> _GIVEN INSTRUCTION_: Write out every record in full, exactly as written, please.

⟨

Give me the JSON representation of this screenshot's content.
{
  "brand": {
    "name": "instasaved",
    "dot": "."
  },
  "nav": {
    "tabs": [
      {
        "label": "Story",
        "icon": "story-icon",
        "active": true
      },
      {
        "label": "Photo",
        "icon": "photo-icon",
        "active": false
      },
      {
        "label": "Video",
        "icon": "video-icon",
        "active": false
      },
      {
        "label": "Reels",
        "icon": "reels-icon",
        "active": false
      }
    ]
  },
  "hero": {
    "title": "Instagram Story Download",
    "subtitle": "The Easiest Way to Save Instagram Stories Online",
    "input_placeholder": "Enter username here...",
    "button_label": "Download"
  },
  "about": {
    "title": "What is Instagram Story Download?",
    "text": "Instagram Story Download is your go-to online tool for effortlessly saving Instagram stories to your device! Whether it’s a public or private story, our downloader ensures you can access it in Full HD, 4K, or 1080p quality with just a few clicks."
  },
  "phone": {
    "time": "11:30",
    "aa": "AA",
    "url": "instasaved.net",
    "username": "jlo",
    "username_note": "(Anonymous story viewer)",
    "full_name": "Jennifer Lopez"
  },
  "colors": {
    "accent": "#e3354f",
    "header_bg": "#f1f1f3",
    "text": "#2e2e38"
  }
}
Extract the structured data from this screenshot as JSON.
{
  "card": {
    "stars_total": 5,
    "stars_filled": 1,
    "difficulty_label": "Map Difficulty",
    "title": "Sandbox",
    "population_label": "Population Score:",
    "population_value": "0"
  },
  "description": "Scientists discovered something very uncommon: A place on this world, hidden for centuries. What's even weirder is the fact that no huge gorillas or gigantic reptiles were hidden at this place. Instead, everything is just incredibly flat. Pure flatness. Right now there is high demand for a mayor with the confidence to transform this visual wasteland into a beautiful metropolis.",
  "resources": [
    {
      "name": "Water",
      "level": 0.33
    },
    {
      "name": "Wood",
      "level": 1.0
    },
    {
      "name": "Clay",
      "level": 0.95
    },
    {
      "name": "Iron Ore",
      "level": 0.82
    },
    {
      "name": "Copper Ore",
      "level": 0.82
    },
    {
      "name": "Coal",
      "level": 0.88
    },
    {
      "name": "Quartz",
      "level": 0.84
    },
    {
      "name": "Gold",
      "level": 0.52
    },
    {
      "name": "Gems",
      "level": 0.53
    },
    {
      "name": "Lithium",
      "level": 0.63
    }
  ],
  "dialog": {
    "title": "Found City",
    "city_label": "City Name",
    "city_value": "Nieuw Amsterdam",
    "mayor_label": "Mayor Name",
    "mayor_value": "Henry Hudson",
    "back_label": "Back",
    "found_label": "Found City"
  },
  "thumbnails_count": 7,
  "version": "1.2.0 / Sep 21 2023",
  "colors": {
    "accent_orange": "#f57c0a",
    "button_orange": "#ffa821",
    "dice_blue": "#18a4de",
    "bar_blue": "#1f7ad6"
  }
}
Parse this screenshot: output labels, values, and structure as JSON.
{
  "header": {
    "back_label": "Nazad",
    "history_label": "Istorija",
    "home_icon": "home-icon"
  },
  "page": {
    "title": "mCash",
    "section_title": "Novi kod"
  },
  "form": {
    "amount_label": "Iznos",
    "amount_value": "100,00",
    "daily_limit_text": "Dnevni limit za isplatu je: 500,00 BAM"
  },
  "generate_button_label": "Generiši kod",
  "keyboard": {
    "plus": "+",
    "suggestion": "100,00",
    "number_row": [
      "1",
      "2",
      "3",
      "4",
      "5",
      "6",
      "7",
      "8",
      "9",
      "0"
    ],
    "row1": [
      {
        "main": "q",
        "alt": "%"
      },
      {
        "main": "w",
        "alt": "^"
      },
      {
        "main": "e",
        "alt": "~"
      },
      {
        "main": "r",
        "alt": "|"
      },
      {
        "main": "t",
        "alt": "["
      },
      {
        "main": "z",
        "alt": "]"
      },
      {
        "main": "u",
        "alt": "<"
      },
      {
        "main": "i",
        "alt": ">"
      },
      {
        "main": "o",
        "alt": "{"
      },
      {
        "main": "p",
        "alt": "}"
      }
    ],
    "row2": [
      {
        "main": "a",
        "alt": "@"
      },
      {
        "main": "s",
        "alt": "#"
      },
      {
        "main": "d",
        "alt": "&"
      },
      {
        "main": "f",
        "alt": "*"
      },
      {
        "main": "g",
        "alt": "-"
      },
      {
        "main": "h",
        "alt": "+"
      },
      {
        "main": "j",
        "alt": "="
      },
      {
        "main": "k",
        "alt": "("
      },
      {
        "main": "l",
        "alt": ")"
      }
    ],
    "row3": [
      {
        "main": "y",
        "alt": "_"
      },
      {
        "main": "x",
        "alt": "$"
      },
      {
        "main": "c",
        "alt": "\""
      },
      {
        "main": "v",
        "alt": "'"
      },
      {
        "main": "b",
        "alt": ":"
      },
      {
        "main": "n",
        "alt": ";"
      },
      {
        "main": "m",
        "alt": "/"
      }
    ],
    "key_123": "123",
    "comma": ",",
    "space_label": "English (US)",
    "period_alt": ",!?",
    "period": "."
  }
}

⟩

> _RESULT FOR THIS TASK_:
Give me the JSON representation of this screenshot's content.
{
  "brand": {
    "name": "instasaved",
    "dot": "."
  },
  "nav": {
    "tabs": [
      {
        "label": "Story",
        "icon": "story-icon",
        "active": true
      },
      {
        "label": "Photo",
        "icon": "photo-icon",
        "active": false
      },
      {
        "label": "Video",
        "icon": "video-icon",
        "active": false
      },
      {
        "label": "Reels",
        "icon": "reels-icon",
        "active": false
      }
    ]
  },
  "hero": {
    "title": "Instagram Story Download",
    "subtitle": "The Easiest Way to Save Instagram Stories Online",
    "input_placeholder": "Enter username here...",
    "button_label": "Download"
  },
  "about": {
    "title": "What is Instagram Story Download?",
    "text": "Instagram Story Download is your go-to online tool for effortlessly saving Instagram stories to your device! Whether it’s a public or private story, our downloader ensures you can access it in Full HD, 4K, or 1080p quality with just a few clicks."
  },
  "phone": {
    "time": "11:30",
    "aa": "AA",
    "url": "instasaved.net",
    "username": "jlo",
    "username_note": "(Anonymous story viewer)",
    "full_name": "Jennifer Lopez"
  },
  "colors": {
    "accent": "#e3354f",
    "header_bg": "#f1f1f3",
    "text": "#2e2e38"
  }
}
Extract the structured data from this screenshot as JSON.
{
  "card": {
    "stars_total": 5,
    "stars_filled": 1,
    "difficulty_label": "Map Difficulty",
    "title": "Sandbox",
    "population_label": "Population Score:",
    "population_value": "0"
  },
  "description": "Scientists discovered something very uncommon: A place on this world, hidden for centuries. What's even weirder is the fact that no huge gorillas or gigantic reptiles were hidden at this place. Instead, everything is just incredibly flat. Pure flatness. Right now there is high demand for a mayor with the confidence to transform this visual wasteland into a beautiful metropolis.",
  "resources": [
    {
      "name": "Water",
      "level": 0.33
    },
    {
      "name": "Wood",
      "level": 1.0
    },
    {
      "name": "Clay",
      "level": 0.95
    },
    {
      "name": "Iron Ore",
      "level": 0.82
    },
    {
      "name": "Copper Ore",
      "level": 0.82
    },
    {
      "name": "Coal",
      "level": 0.88
    },
    {
      "name": "Quartz",
      "level": 0.84
    },
    {
      "name": "Gold",
      "level": 0.52
    },
    {
      "name": "Gems",
      "level": 0.53
    },
    {
      "name": "Lithium",
      "level": 0.63
    }
  ],
  "dialog": {
    "title": "Found City",
    "city_label": "City Name",
    "city_value": "Nieuw Amsterdam",
    "mayor_label": "Mayor Name",
    "mayor_value": "Henry Hudson",
    "back_label": "Back",
    "found_label": "Found City"
  },
  "thumbnails_count": 7,
  "version": "1.2.0 / Sep 21 2023",
  "colors": {
    "accent_orange": "#f57c0a",
    "button_orange": "#ffa821",
    "dice_blue": "#18a4de",
    "bar_blue": "#1f7ad6"
  }
}
Parse this screenshot: output labels, values, and structure as JSON.
{
  "header": {
    "back_label": "Nazad",
    "history_label": "Istorija",
    "home_icon": "home-icon"
  },
  "page": {
    "title": "mCash",
    "section_title": "Novi kod"
  },
  "form": {
    "amount_label": "Iznos",
    "amount_value": "100,00",
    "daily_limit_text": "Dnevni limit za isplatu je: 500,00 BAM"
  },
  "generate_button_label": "Generiši kod",
  "keyboard": {
    "plus": "+",
    "suggestion": "100,00",
    "number_row": [
      "1",
      "2",
      "3",
      "4",
      "5",
      "6",
      "7",
      "8",
      "9",
      "0"
    ],
    "row1": [
      {
        "main": "q",
        "alt": "%"
      },
      {
        "main": "w",
        "alt": "^"
      },
      {
        "main": "e",
        "alt": "~"
      },
      {
        "main": "r",
        "alt": "|"
      },
      {
        "main": "t",
        "alt": "["
      },
      {
        "main": "z",
        "alt": "]"
      },
      {
        "main": "u",
        "alt": "<"
      },
      {
        "main": "i",
        "alt": ">"
      },
      {
        "main": "o",
        "alt": "{"
      },
      {
        "main": "p",
        "alt": "}"
      }
    ],
    "row2": [
      {
        "main": "a",
        "alt": "@"
      },
      {
        "main": "s",
        "alt": "#"
      },
      {
        "main": "d",
        "alt": "&"
      },
      {
        "main": "f",
        "alt": "*"
      },
      {
        "main": "g",
        "alt": "-"
      },
      {
        "main": "h",
        "alt": "+"
      },
      {
        "main": "j",
        "alt": "="
      },
      {
        "main": "k",
        "alt": "("
      },
      {
        "main": "l",
        "alt": ")"
      }
    ],
    "row3": [
      {
        "main": "y",
        "alt": "_"
      },
      {
        "main": "x",
        "alt": "$"
      },
      {
        "main": "c",
        "alt": "\""
      },
      {
        "main": "v",
        "alt": "'"
      },
      {
        "main": "b",
        "alt": ":"
      },
      {
        "main": "n",
        "alt": ";"
      },
      {
        "main": "m",
        "alt": "/"
      }
    ],
    "key_123": "123",
    "comma": ",",
    "space_label": "English (US)",
    "period_alt": ",!?",
    "period": "."
  }
}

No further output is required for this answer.